== WRITTEN PROBLEM ==
Could you write out the records below exactly as they appear, leaving out any pictures?

== RECORDED INFORMATION ==

+ + + + +

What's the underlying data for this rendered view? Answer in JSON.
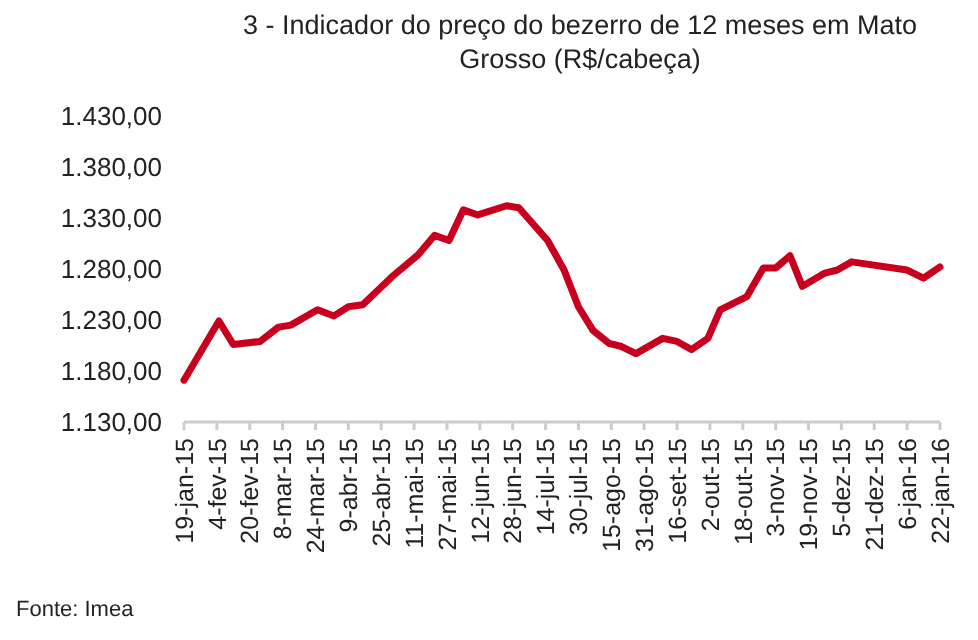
{
  "chart_data": {
    "type": "line",
    "title": "3 - Indicador do preço do bezerro de 12 meses em Mato Grosso (R$/cabeça)",
    "x": [
      "2015-01-19",
      "2015-02-05",
      "2015-02-12",
      "2015-02-25",
      "2015-03-06",
      "2015-03-12",
      "2015-03-25",
      "2015-04-02",
      "2015-04-09",
      "2015-04-16",
      "2015-04-30",
      "2015-05-13",
      "2015-05-21",
      "2015-05-28",
      "2015-06-04",
      "2015-06-11",
      "2015-06-25",
      "2015-07-01",
      "2015-07-15",
      "2015-07-23",
      "2015-07-30",
      "2015-08-06",
      "2015-08-14",
      "2015-08-20",
      "2015-08-27",
      "2015-09-09",
      "2015-09-16",
      "2015-09-23",
      "2015-10-01",
      "2015-10-07",
      "2015-10-20",
      "2015-10-28",
      "2015-11-03",
      "2015-11-10",
      "2015-11-16",
      "2015-11-27",
      "2015-12-03",
      "2015-12-10",
      "2016-01-06",
      "2016-01-14",
      "2016-01-22"
    ],
    "series": [
      {
        "color": "#c8001e",
        "values": [
          1171,
          1229,
          1206,
          1209,
          1223,
          1225,
          1240,
          1234,
          1243,
          1245,
          1272,
          1294,
          1313,
          1308,
          1338,
          1333,
          1342,
          1340,
          1308,
          1279,
          1243,
          1220,
          1207,
          1204,
          1197,
          1212,
          1209,
          1201,
          1212,
          1240,
          1253,
          1281,
          1281,
          1293,
          1263,
          1276,
          1279,
          1287,
          1279,
          1271,
          1282
        ]
      }
    ],
    "xlim": [
      "2015-01-19",
      "2016-01-22"
    ],
    "xticks": [
      {
        "value": "2015-01-19",
        "label": "19-jan-15"
      },
      {
        "value": "2015-02-04",
        "label": "4-fev-15"
      },
      {
        "value": "2015-02-20",
        "label": "20-fev-15"
      },
      {
        "value": "2015-03-08",
        "label": "8-mar-15"
      },
      {
        "value": "2015-03-24",
        "label": "24-mar-15"
      },
      {
        "value": "2015-04-09",
        "label": "9-abr-15"
      },
      {
        "value": "2015-04-25",
        "label": "25-abr-15"
      },
      {
        "value": "2015-05-11",
        "label": "11-mai-15"
      },
      {
        "value": "2015-05-27",
        "label": "27-mai-15"
      },
      {
        "value": "2015-06-12",
        "label": "12-jun-15"
      },
      {
        "value": "2015-06-28",
        "label": "28-jun-15"
      },
      {
        "value": "2015-07-14",
        "label": "14-jul-15"
      },
      {
        "value": "2015-07-30",
        "label": "30-jul-15"
      },
      {
        "value": "2015-08-15",
        "label": "15-ago-15"
      },
      {
        "value": "2015-08-31",
        "label": "31-ago-15"
      },
      {
        "value": "2015-09-16",
        "label": "16-set-15"
      },
      {
        "value": "2015-10-02",
        "label": "2-out-15"
      },
      {
        "value": "2015-10-18",
        "label": "18-out-15"
      },
      {
        "value": "2015-11-03",
        "label": "3-nov-15"
      },
      {
        "value": "2015-11-19",
        "label": "19-nov-15"
      },
      {
        "value": "2015-12-05",
        "label": "5-dez-15"
      },
      {
        "value": "2015-12-21",
        "label": "21-dez-15"
      },
      {
        "value": "2016-01-06",
        "label": "6-jan-16"
      },
      {
        "value": "2016-01-22",
        "label": "22-jan-16"
      }
    ],
    "ylim": [
      1130,
      1430
    ],
    "yticks": [
      {
        "value": 1130,
        "label": "1.130,00"
      },
      {
        "value": 1180,
        "label": "1.180,00"
      },
      {
        "value": 1230,
        "label": "1.230,00"
      },
      {
        "value": 1280,
        "label": "1.280,00"
      },
      {
        "value": 1330,
        "label": "1.330,00"
      },
      {
        "value": 1380,
        "label": "1.380,00"
      },
      {
        "value": 1430,
        "label": "1.430,00"
      }
    ],
    "grid": false,
    "marker": "none",
    "line_style": "solid",
    "annotations": [
      "Fonte: Imea"
    ]
  }
}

+ + + + +

== FULL ANSWER ==
What's the underlying data for this rendered view? Answer in JSON.
{
  "chart_data": {
    "type": "line",
    "title": "3 - Indicador do preço do bezerro de 12 meses em Mato Grosso (R$/cabeça)",
    "x": [
      "2015-01-19",
      "2015-02-05",
      "2015-02-12",
      "2015-02-25",
      "2015-03-06",
      "2015-03-12",
      "2015-03-25",
      "2015-04-02",
      "2015-04-09",
      "2015-04-16",
      "2015-04-30",
      "2015-05-13",
      "2015-05-21",
      "2015-05-28",
      "2015-06-04",
      "2015-06-11",
      "2015-06-25",
      "2015-07-01",
      "2015-07-15",
      "2015-07-23",
      "2015-07-30",
      "2015-08-06",
      "2015-08-14",
      "2015-08-20",
      "2015-08-27",
      "2015-09-09",
      "2015-09-16",
      "2015-09-23",
      "2015-10-01",
      "2015-10-07",
      "2015-10-20",
      "2015-10-28",
      "2015-11-03",
      "2015-11-10",
      "2015-11-16",
      "2015-11-27",
      "2015-12-03",
      "2015-12-10",
      "2016-01-06",
      "2016-01-14",
      "2016-01-22"
    ],
    "series": [
      {
        "color": "#c8001e",
        "values": [
          1171,
          1229,
          1206,
          1209,
          1223,
          1225,
          1240,
          1234,
          1243,
          1245,
          1272,
          1294,
          1313,
          1308,
          1338,
          1333,
          1342,
          1340,
          1308,
          1279,
          1243,
          1220,
          1207,
          1204,
          1197,
          1212,
          1209,
          1201,
          1212,
          1240,
          1253,
          1281,
          1281,
          1293,
          1263,
          1276,
          1279,
          1287,
          1279,
          1271,
          1282
        ]
      }
    ],
    "xlim": [
      "2015-01-19",
      "2016-01-22"
    ],
    "xticks": [
      {
        "value": "2015-01-19",
        "label": "19-jan-15"
      },
      {
        "value": "2015-02-04",
        "label": "4-fev-15"
      },
      {
        "value": "2015-02-20",
        "label": "20-fev-15"
      },
      {
        "value": "2015-03-08",
        "label": "8-mar-15"
      },
      {
        "value": "2015-03-24",
        "label": "24-mar-15"
      },
      {
        "value": "2015-04-09",
        "label": "9-abr-15"
      },
      {
        "value": "2015-04-25",
        "label": "25-abr-15"
      },
      {
        "value": "2015-05-11",
        "label": "11-mai-15"
      },
      {
        "value": "2015-05-27",
        "label": "27-mai-15"
      },
      {
        "value": "2015-06-12",
        "label": "12-jun-15"
      },
      {
        "value": "2015-06-28",
        "label": "28-jun-15"
      },
      {
        "value": "2015-07-14",
        "label": "14-jul-15"
      },
      {
        "value": "2015-07-30",
        "label": "30-jul-15"
      },
      {
        "value": "2015-08-15",
        "label": "15-ago-15"
      },
      {
        "value": "2015-08-31",
        "label": "31-ago-15"
      },
      {
        "value": "2015-09-16",
        "label": "16-set-15"
      },
      {
        "value": "2015-10-02",
        "label": "2-out-15"
      },
      {
        "value": "2015-10-18",
        "label": "18-out-15"
      },
      {
        "value": "2015-11-03",
        "label": "3-nov-15"
      },
      {
        "value": "2015-11-19",
        "label": "19-nov-15"
      },
      {
        "value": "2015-12-05",
        "label": "5-dez-15"
      },
      {
        "value": "2015-12-21",
        "label": "21-dez-15"
      },
      {
        "value": "2016-01-06",
        "label": "6-jan-16"
      },
      {
        "value": "2016-01-22",
        "label": "22-jan-16"
      }
    ],
    "ylim": [
      1130,
      1430
    ],
    "yticks": [
      {
        "value": 1130,
        "label": "1.130,00"
      },
      {
        "value": 1180,
        "label": "1.180,00"
      },
      {
        "value": 1230,
        "label": "1.230,00"
      },
      {
        "value": 1280,
        "label": "1.280,00"
      },
      {
        "value": 1330,
        "label": "1.330,00"
      },
      {
        "value": 1380,
        "label": "1.380,00"
      },
      {
        "value": 1430,
        "label": "1.430,00"
      }
    ],
    "grid": false,
    "marker": "none",
    "line_style": "solid",
    "annotations": [
      "Fonte: Imea"
    ]
  }
}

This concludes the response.